TASK REQUIREMENTS = Give only the number of lines that contain the word "stroke".

Excerpts from a figure dataset =
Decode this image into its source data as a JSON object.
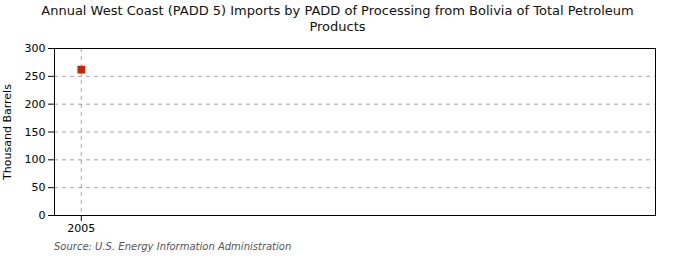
{
  "chart_data": {
    "type": "scatter",
    "title": "Annual West Coast (PADD 5) Imports by PADD of Processing from Bolivia of Total Petroleum\nProducts",
    "ylabel": "Thousand Barrels",
    "source": "Source: U.S. Energy Information Administration",
    "x": [
      2005
    ],
    "values": [
      262
    ],
    "color": "#cc2200",
    "marker": "square",
    "xlim": [
      2004.3,
      2020
    ],
    "xticks": [
      2005
    ],
    "ylim": [
      0,
      300
    ],
    "yticks": [
      0,
      50,
      100,
      150,
      200,
      250,
      300
    ],
    "grid": true
  }
}
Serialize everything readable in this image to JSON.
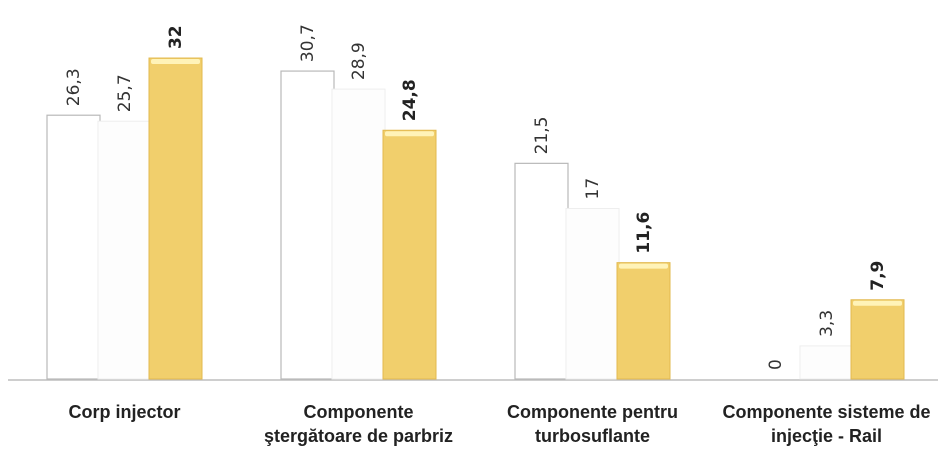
{
  "chart_data": {
    "type": "bar",
    "categories": [
      [
        "Corp injector"
      ],
      [
        "Componente",
        "ştergătoare de parbriz"
      ],
      [
        "Componente pentru",
        "turbosuflante"
      ],
      [
        "Componente sisteme de",
        "injecţie - Rail"
      ]
    ],
    "series": [
      {
        "values": [
          26.3,
          30.7,
          21.5,
          0
        ],
        "labels": [
          "26,3",
          "30,7",
          "21,5",
          "0"
        ],
        "color": "#ffffff",
        "stroke": "#b9b9b9"
      },
      {
        "values": [
          25.7,
          28.9,
          17,
          3.3
        ],
        "labels": [
          "25,7",
          "28,9",
          "17",
          "3,3"
        ],
        "color": "#fdfdfd",
        "stroke": "#eeeeee"
      },
      {
        "values": [
          32,
          24.8,
          11.6,
          7.9
        ],
        "labels": [
          "32",
          "24,8",
          "11,6",
          "7,9"
        ],
        "color": "#f1cf6c",
        "stroke": "#e2b94e"
      }
    ],
    "ylim": [
      0,
      33
    ],
    "grid": false,
    "legend": "none",
    "colors": {
      "axis": "#bdbdbd",
      "highlight": "#fff3b8"
    }
  }
}
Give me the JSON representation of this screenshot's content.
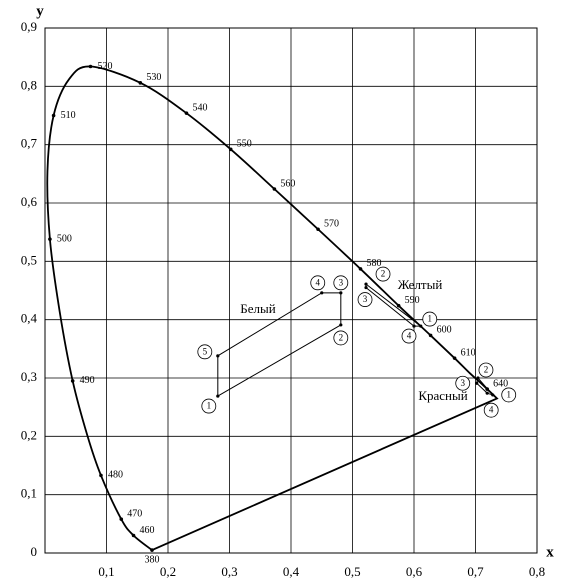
{
  "chart_data": {
    "type": "line",
    "x_label": "x",
    "y_label": "y",
    "xlim": [
      0,
      0.8
    ],
    "ylim": [
      0,
      0.9
    ],
    "xticks": [
      {
        "value": 0.1,
        "label": "0,1"
      },
      {
        "value": 0.2,
        "label": "0,2"
      },
      {
        "value": 0.3,
        "label": "0,3"
      },
      {
        "value": 0.4,
        "label": "0,4"
      },
      {
        "value": 0.5,
        "label": "0,5"
      },
      {
        "value": 0.6,
        "label": "0,6"
      },
      {
        "value": 0.7,
        "label": "0,7"
      },
      {
        "value": 0.8,
        "label": "0,8"
      }
    ],
    "yticks": [
      0,
      {
        "value": 0.1,
        "label": "0,1"
      },
      {
        "value": 0.2,
        "label": "0,2"
      },
      {
        "value": 0.3,
        "label": "0,3"
      },
      {
        "value": 0.4,
        "label": "0,4"
      },
      {
        "value": 0.5,
        "label": "0,5"
      },
      {
        "value": 0.6,
        "label": "0,6"
      },
      {
        "value": 0.7,
        "label": "0,7"
      },
      {
        "value": 0.8,
        "label": "0,8"
      },
      {
        "value": 0.9,
        "label": "0,9"
      }
    ],
    "grid": true,
    "series": [
      {
        "color": "#000000",
        "smooth": true,
        "closed": true,
        "x": [
          0.174,
          0.144,
          0.124,
          0.091,
          0.069,
          0.045,
          0.024,
          0.008,
          0.004,
          0.014,
          0.039,
          0.074,
          0.155,
          0.23,
          0.302,
          0.373,
          0.444,
          0.513,
          0.575,
          0.627,
          0.666,
          0.691,
          0.708,
          0.719,
          0.735
        ],
        "values": [
          0.005,
          0.03,
          0.058,
          0.133,
          0.201,
          0.295,
          0.413,
          0.538,
          0.655,
          0.75,
          0.812,
          0.834,
          0.806,
          0.754,
          0.692,
          0.624,
          0.555,
          0.487,
          0.424,
          0.373,
          0.334,
          0.308,
          0.292,
          0.281,
          0.265
        ],
        "point_labels": [
          380,
          460,
          470,
          480,
          null,
          490,
          null,
          500,
          null,
          510,
          null,
          520,
          530,
          540,
          550,
          560,
          570,
          580,
          590,
          600,
          610,
          null,
          null,
          640,
          null
        ]
      },
      {
        "name": "Белый",
        "color": "#000000",
        "closed": true,
        "x": [
          0.281,
          0.481,
          0.481,
          0.45,
          0.281
        ],
        "values": [
          0.269,
          0.391,
          0.446,
          0.446,
          0.338
        ],
        "point_labels": [
          "1",
          "2",
          "3",
          "4",
          "5"
        ]
      },
      {
        "name": "Желтый",
        "color": "#000000",
        "closed": true,
        "x": [
          0.611,
          0.522,
          0.522,
          0.6
        ],
        "values": [
          0.389,
          0.461,
          0.455,
          0.389
        ],
        "point_labels": [
          "1",
          "2",
          "3",
          "4"
        ]
      },
      {
        "name": "Красный",
        "color": "#000000",
        "closed": true,
        "x": [
          0.728,
          0.704,
          0.702,
          0.719
        ],
        "values": [
          0.271,
          0.3,
          0.291,
          0.274
        ],
        "point_labels": [
          "1",
          "2",
          "3",
          "4"
        ]
      }
    ]
  }
}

WRITTEN ANSWER = 3